──────── RECORD SET

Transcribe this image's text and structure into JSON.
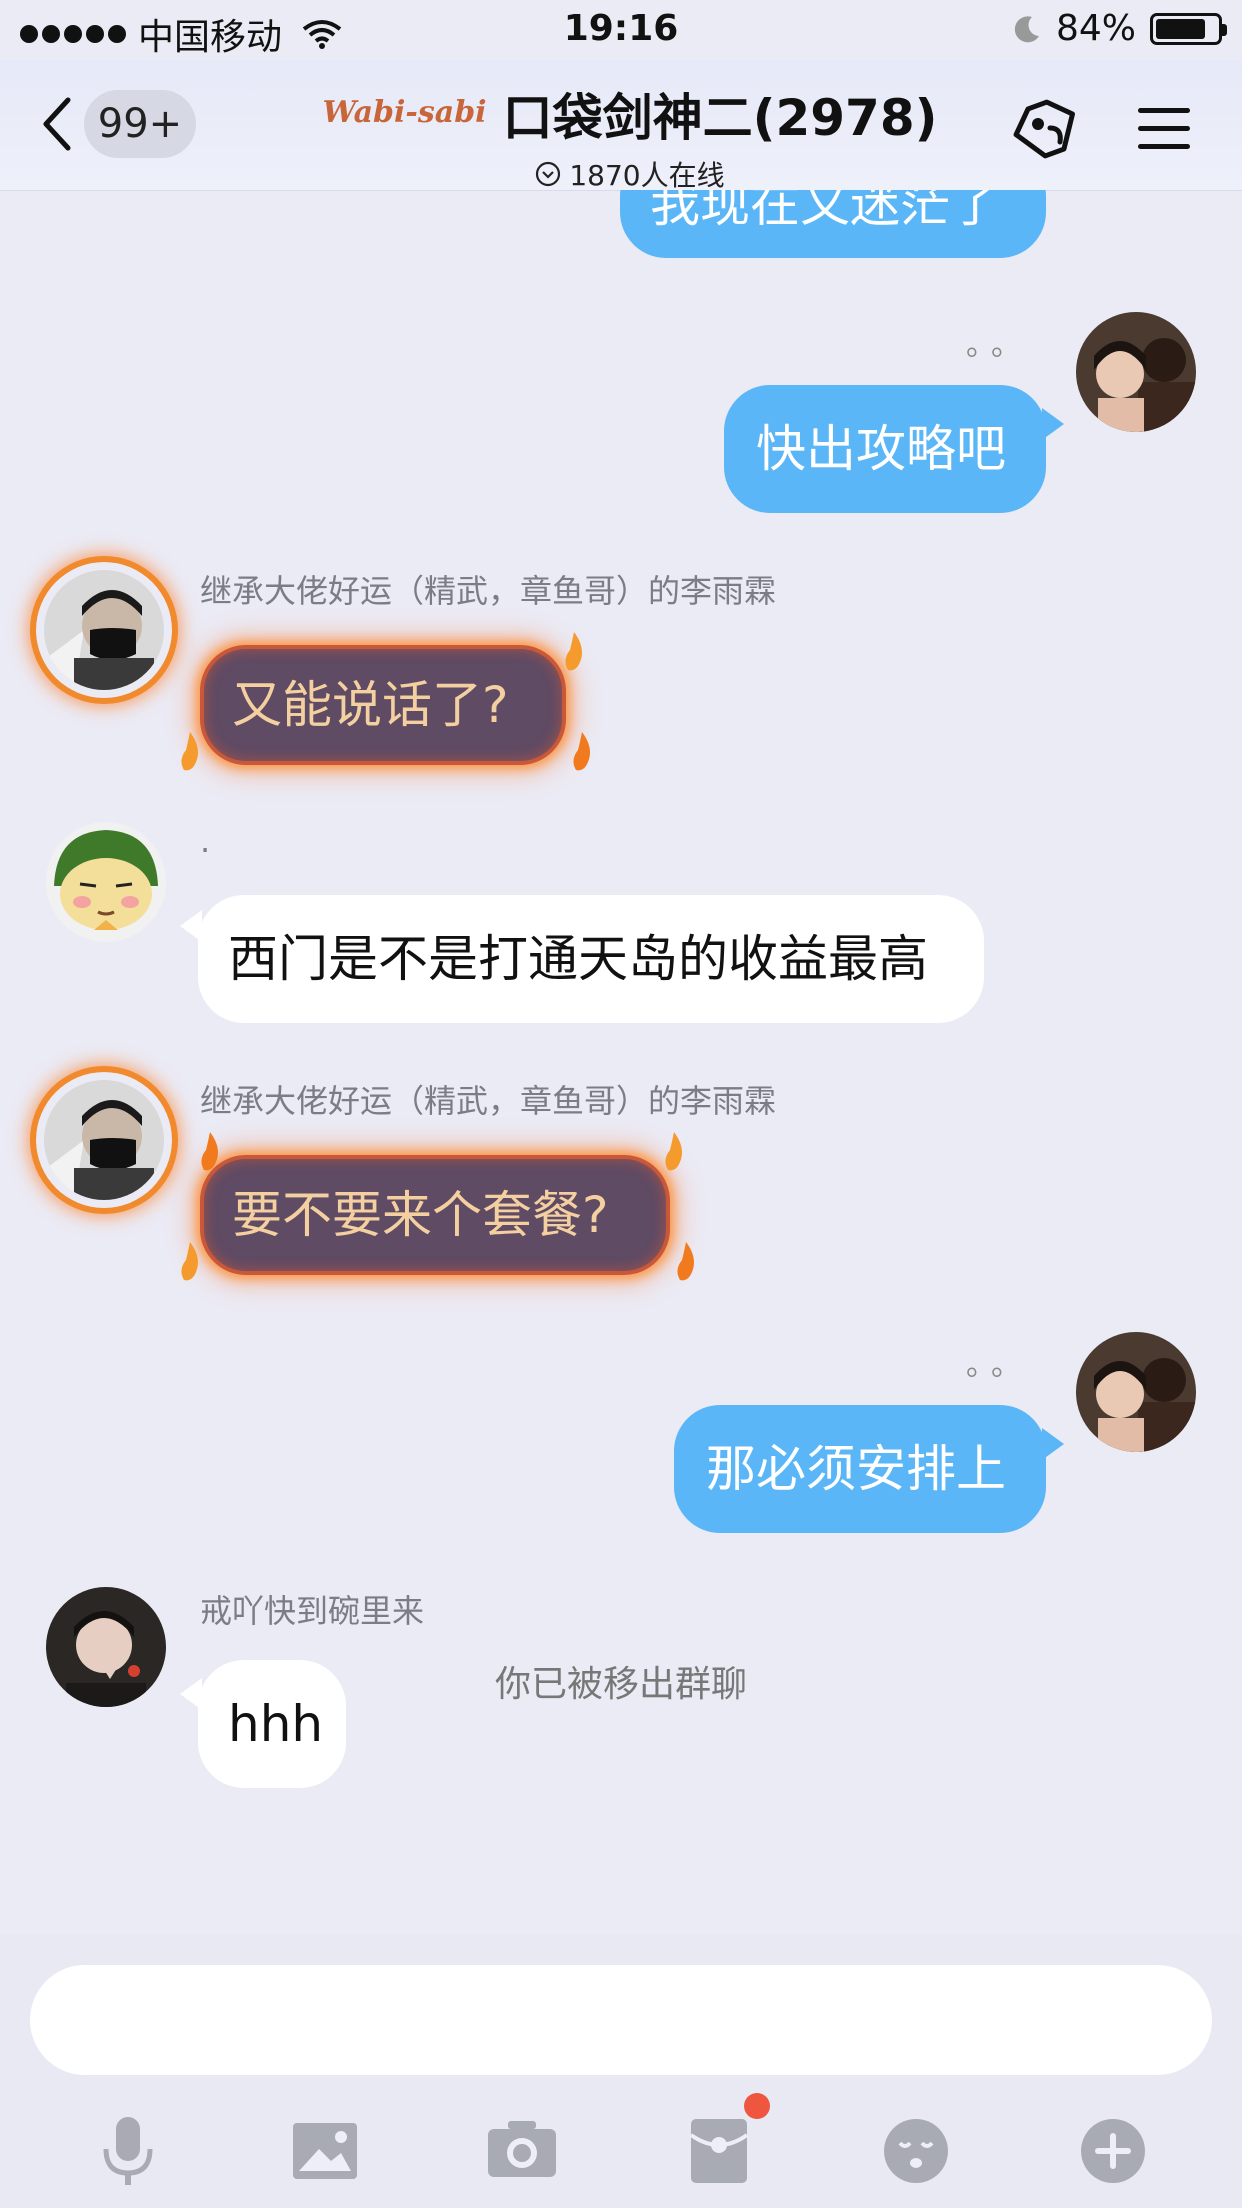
{
  "status_bar": {
    "carrier": "中国移动",
    "time": "19:16",
    "battery": "84%",
    "battery_level": 0.84
  },
  "nav": {
    "back_badge": "99+",
    "brand": "Wabi-sabi",
    "title": "口袋剑神二(2978)",
    "online": "1870人在线"
  },
  "messages": [
    {
      "side": "right",
      "text": "我现在又迷茫了",
      "style": "blue"
    },
    {
      "side": "right",
      "text": "快出攻略吧",
      "style": "blue",
      "typing": "。。"
    },
    {
      "side": "left",
      "sender": "继承大佬好运（精武，章鱼哥）的李雨霖",
      "text": "又能说话了?",
      "style": "fire"
    },
    {
      "side": "left",
      "sender": ".",
      "text": "西门是不是打通天岛的收益最高",
      "style": "white"
    },
    {
      "side": "left",
      "sender": "继承大佬好运（精武，章鱼哥）的李雨霖",
      "text": "要不要来个套餐?",
      "style": "fire"
    },
    {
      "side": "right",
      "text": "那必须安排上",
      "style": "blue",
      "typing": "。。"
    },
    {
      "side": "left",
      "sender": "戒吖快到碗里来",
      "text": "hhh",
      "style": "white"
    }
  ],
  "system_message": "你已被移出群聊",
  "input": {
    "placeholder": "",
    "value": ""
  },
  "toolbar": {
    "icons": [
      "microphone-icon",
      "image-icon",
      "camera-icon",
      "red-packet-icon",
      "emoji-icon",
      "plus-icon"
    ],
    "notification_color": "#ef5640"
  },
  "colors": {
    "accent_blue": "#5ab6f7",
    "background": "#ebebf5",
    "fire_bubble": "#5f4b64",
    "fire_text": "#f4cf9f"
  }
}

────────────────

▸ REQUIRED WORK
Leave images out of the retyped records; keep all else exact.

▸ TASK RESPONSE
Transcribe this image's text and structure into JSON.
{
  "status_bar": {
    "carrier": "中国移动",
    "time": "19:16",
    "battery": "84%",
    "battery_level": 0.84
  },
  "nav": {
    "back_badge": "99+",
    "brand": "Wabi-sabi",
    "title": "口袋剑神二(2978)",
    "online": "1870人在线"
  },
  "messages": [
    {
      "side": "right",
      "text": "我现在又迷茫了",
      "style": "blue"
    },
    {
      "side": "right",
      "text": "快出攻略吧",
      "style": "blue",
      "typing": "。。"
    },
    {
      "side": "left",
      "sender": "继承大佬好运（精武，章鱼哥）的李雨霖",
      "text": "又能说话了?",
      "style": "fire"
    },
    {
      "side": "left",
      "sender": ".",
      "text": "西门是不是打通天岛的收益最高",
      "style": "white"
    },
    {
      "side": "left",
      "sender": "继承大佬好运（精武，章鱼哥）的李雨霖",
      "text": "要不要来个套餐?",
      "style": "fire"
    },
    {
      "side": "right",
      "text": "那必须安排上",
      "style": "blue",
      "typing": "。。"
    },
    {
      "side": "left",
      "sender": "戒吖快到碗里来",
      "text": "hhh",
      "style": "white"
    }
  ],
  "system_message": "你已被移出群聊",
  "input": {
    "placeholder": "",
    "value": ""
  },
  "toolbar": {
    "icons": [
      "microphone-icon",
      "image-icon",
      "camera-icon",
      "red-packet-icon",
      "emoji-icon",
      "plus-icon"
    ],
    "notification_color": "#ef5640"
  },
  "colors": {
    "accent_blue": "#5ab6f7",
    "background": "#ebebf5",
    "fire_bubble": "#5f4b64",
    "fire_text": "#f4cf9f"
  }
}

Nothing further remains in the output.